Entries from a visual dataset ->
· · ·
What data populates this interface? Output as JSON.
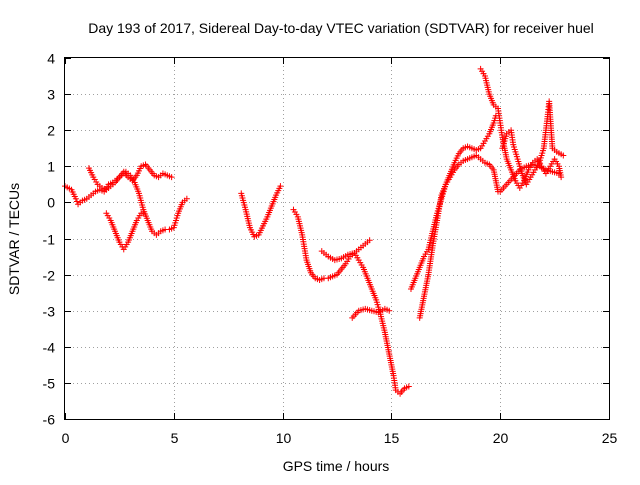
{
  "chart_data": {
    "type": "scatter",
    "title": "Day 193 of 2017, Sidereal Day-to-day VTEC variation (SDTVAR) for receiver huel",
    "xlabel": "GPS time / hours",
    "ylabel": "SDTVAR / TECUs",
    "xlim": [
      0,
      25
    ],
    "ylim": [
      -6,
      4
    ],
    "xticks": [
      0,
      5,
      10,
      15,
      20,
      25
    ],
    "yticks": [
      -6,
      -5,
      -4,
      -3,
      -2,
      -1,
      0,
      1,
      2,
      3,
      4
    ],
    "grid": true,
    "marker": "+",
    "color": "#ff0000",
    "series": [
      {
        "name": "SDTVAR",
        "segments": [
          [
            [
              0.0,
              0.45
            ],
            [
              0.3,
              0.35
            ],
            [
              0.5,
              0.1
            ],
            [
              0.6,
              -0.05
            ],
            [
              0.8,
              0.05
            ],
            [
              1.0,
              0.1
            ],
            [
              1.2,
              0.2
            ],
            [
              1.4,
              0.3
            ],
            [
              1.6,
              0.35
            ],
            [
              1.8,
              0.3
            ],
            [
              2.0,
              0.5
            ],
            [
              2.2,
              0.55
            ],
            [
              2.4,
              0.65
            ],
            [
              2.6,
              0.75
            ],
            [
              2.8,
              0.85
            ],
            [
              3.0,
              0.75
            ],
            [
              3.2,
              0.55
            ],
            [
              3.4,
              0.25
            ],
            [
              3.6,
              -0.2
            ],
            [
              3.8,
              -0.5
            ],
            [
              4.0,
              -0.8
            ],
            [
              4.2,
              -0.9
            ],
            [
              4.4,
              -0.8
            ],
            [
              4.6,
              -0.75
            ],
            [
              4.8,
              -0.75
            ],
            [
              5.0,
              -0.7
            ],
            [
              5.2,
              -0.3
            ],
            [
              5.4,
              0.0
            ],
            [
              5.6,
              0.1
            ]
          ],
          [
            [
              1.1,
              0.95
            ],
            [
              1.3,
              0.7
            ],
            [
              1.5,
              0.5
            ],
            [
              1.7,
              0.4
            ],
            [
              1.9,
              0.35
            ],
            [
              2.1,
              0.45
            ],
            [
              2.3,
              0.55
            ],
            [
              2.5,
              0.7
            ],
            [
              2.7,
              0.85
            ],
            [
              2.9,
              0.7
            ],
            [
              3.1,
              0.6
            ],
            [
              3.3,
              0.75
            ],
            [
              3.5,
              1.0
            ],
            [
              3.7,
              1.05
            ],
            [
              3.9,
              0.9
            ],
            [
              4.1,
              0.75
            ],
            [
              4.3,
              0.7
            ],
            [
              4.5,
              0.8
            ],
            [
              4.7,
              0.75
            ],
            [
              4.9,
              0.7
            ]
          ],
          [
            [
              1.9,
              -0.3
            ],
            [
              2.1,
              -0.5
            ],
            [
              2.3,
              -0.8
            ],
            [
              2.5,
              -1.1
            ],
            [
              2.7,
              -1.3
            ],
            [
              2.9,
              -1.1
            ],
            [
              3.1,
              -0.8
            ],
            [
              3.3,
              -0.5
            ],
            [
              3.5,
              -0.3
            ],
            [
              3.6,
              -0.3
            ]
          ],
          [
            [
              8.1,
              0.25
            ],
            [
              8.3,
              -0.2
            ],
            [
              8.5,
              -0.7
            ],
            [
              8.7,
              -0.95
            ],
            [
              8.9,
              -0.9
            ],
            [
              9.1,
              -0.65
            ],
            [
              9.3,
              -0.4
            ],
            [
              9.5,
              -0.1
            ],
            [
              9.7,
              0.2
            ],
            [
              9.9,
              0.45
            ]
          ],
          [
            [
              10.5,
              -0.2
            ],
            [
              10.7,
              -0.4
            ],
            [
              10.9,
              -0.9
            ],
            [
              11.1,
              -1.6
            ],
            [
              11.3,
              -1.95
            ],
            [
              11.5,
              -2.1
            ],
            [
              11.7,
              -2.15
            ],
            [
              11.9,
              -2.1
            ],
            [
              12.1,
              -2.1
            ],
            [
              12.3,
              -2.05
            ],
            [
              12.5,
              -2.0
            ],
            [
              12.7,
              -1.85
            ],
            [
              12.9,
              -1.7
            ],
            [
              13.1,
              -1.5
            ],
            [
              13.3,
              -1.4
            ],
            [
              13.5,
              -1.3
            ],
            [
              13.7,
              -1.2
            ],
            [
              13.9,
              -1.1
            ],
            [
              14.0,
              -1.05
            ]
          ],
          [
            [
              11.8,
              -1.35
            ],
            [
              12.1,
              -1.5
            ],
            [
              12.4,
              -1.6
            ],
            [
              12.7,
              -1.55
            ],
            [
              13.0,
              -1.45
            ],
            [
              13.3,
              -1.4
            ],
            [
              13.5,
              -1.6
            ],
            [
              13.7,
              -1.8
            ],
            [
              13.9,
              -2.1
            ],
            [
              14.1,
              -2.4
            ],
            [
              14.3,
              -2.7
            ],
            [
              14.5,
              -3.1
            ],
            [
              14.7,
              -3.6
            ],
            [
              14.9,
              -4.2
            ],
            [
              15.1,
              -4.8
            ],
            [
              15.2,
              -5.2
            ],
            [
              15.4,
              -5.3
            ],
            [
              15.6,
              -5.15
            ],
            [
              15.8,
              -5.1
            ]
          ],
          [
            [
              13.2,
              -3.2
            ],
            [
              13.5,
              -3.0
            ],
            [
              13.8,
              -2.95
            ],
            [
              14.1,
              -3.0
            ],
            [
              14.4,
              -3.05
            ],
            [
              14.7,
              -2.95
            ],
            [
              14.9,
              -3.0
            ]
          ],
          [
            [
              15.9,
              -2.4
            ],
            [
              16.1,
              -2.1
            ],
            [
              16.3,
              -1.8
            ],
            [
              16.5,
              -1.5
            ],
            [
              16.7,
              -1.3
            ],
            [
              16.9,
              -0.8
            ],
            [
              17.1,
              -0.3
            ],
            [
              17.3,
              0.1
            ],
            [
              17.5,
              0.5
            ],
            [
              17.7,
              0.8
            ],
            [
              17.9,
              1.1
            ],
            [
              18.1,
              1.35
            ],
            [
              18.3,
              1.5
            ],
            [
              18.5,
              1.55
            ],
            [
              18.7,
              1.5
            ],
            [
              18.9,
              1.45
            ],
            [
              19.1,
              1.5
            ],
            [
              19.3,
              1.7
            ],
            [
              19.5,
              1.9
            ],
            [
              19.7,
              2.2
            ],
            [
              19.8,
              2.4
            ]
          ],
          [
            [
              16.3,
              -3.2
            ],
            [
              16.5,
              -2.6
            ],
            [
              16.7,
              -2.0
            ],
            [
              16.9,
              -1.2
            ],
            [
              17.1,
              -0.5
            ],
            [
              17.3,
              0.2
            ],
            [
              17.5,
              0.5
            ],
            [
              17.7,
              0.7
            ],
            [
              17.9,
              0.9
            ],
            [
              18.1,
              1.05
            ],
            [
              18.3,
              1.15
            ],
            [
              18.5,
              1.2
            ],
            [
              18.7,
              1.25
            ],
            [
              18.9,
              1.3
            ],
            [
              19.1,
              1.2
            ],
            [
              19.3,
              1.1
            ],
            [
              19.5,
              1.05
            ],
            [
              19.7,
              0.9
            ],
            [
              19.9,
              0.3
            ]
          ],
          [
            [
              19.1,
              3.7
            ],
            [
              19.3,
              3.5
            ],
            [
              19.5,
              3.0
            ],
            [
              19.7,
              2.7
            ],
            [
              19.9,
              2.6
            ],
            [
              20.0,
              2.2
            ],
            [
              20.1,
              1.8
            ],
            [
              20.3,
              1.2
            ],
            [
              20.5,
              0.9
            ],
            [
              20.7,
              0.6
            ],
            [
              20.9,
              0.4
            ],
            [
              21.1,
              0.6
            ],
            [
              21.3,
              0.9
            ],
            [
              21.5,
              1.1
            ],
            [
              21.7,
              1.2
            ],
            [
              21.9,
              1.0
            ],
            [
              22.1,
              0.8
            ],
            [
              22.3,
              1.0
            ],
            [
              22.5,
              1.2
            ],
            [
              22.7,
              1.0
            ],
            [
              22.8,
              0.7
            ]
          ],
          [
            [
              20.1,
              1.5
            ],
            [
              20.3,
              1.9
            ],
            [
              20.5,
              2.0
            ],
            [
              20.6,
              1.6
            ],
            [
              20.8,
              1.2
            ],
            [
              21.0,
              0.8
            ],
            [
              21.2,
              0.5
            ],
            [
              21.4,
              0.7
            ],
            [
              21.6,
              0.9
            ],
            [
              21.8,
              1.1
            ],
            [
              22.0,
              1.5
            ],
            [
              22.1,
              2.0
            ],
            [
              22.2,
              2.5
            ],
            [
              22.25,
              2.8
            ],
            [
              22.4,
              1.5
            ],
            [
              22.6,
              1.4
            ],
            [
              22.9,
              1.3
            ]
          ],
          [
            [
              20.0,
              0.3
            ],
            [
              20.3,
              0.5
            ],
            [
              20.6,
              0.7
            ],
            [
              20.9,
              0.9
            ],
            [
              21.2,
              1.0
            ],
            [
              21.5,
              1.05
            ],
            [
              21.8,
              1.0
            ],
            [
              22.1,
              0.9
            ],
            [
              22.4,
              0.85
            ],
            [
              22.7,
              0.8
            ]
          ]
        ]
      }
    ]
  }
}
· · ·
STATED TASK -> Using the listing above, return all lines where the word "SDTVAR" occurs.

EXERCISE RESPONSE ->
    "title": "Day 193 of 2017, Sidereal Day-to-day VTEC variation (SDTVAR) for receiver huel",
    "ylabel": "SDTVAR / TECUs",
        "name": "SDTVAR",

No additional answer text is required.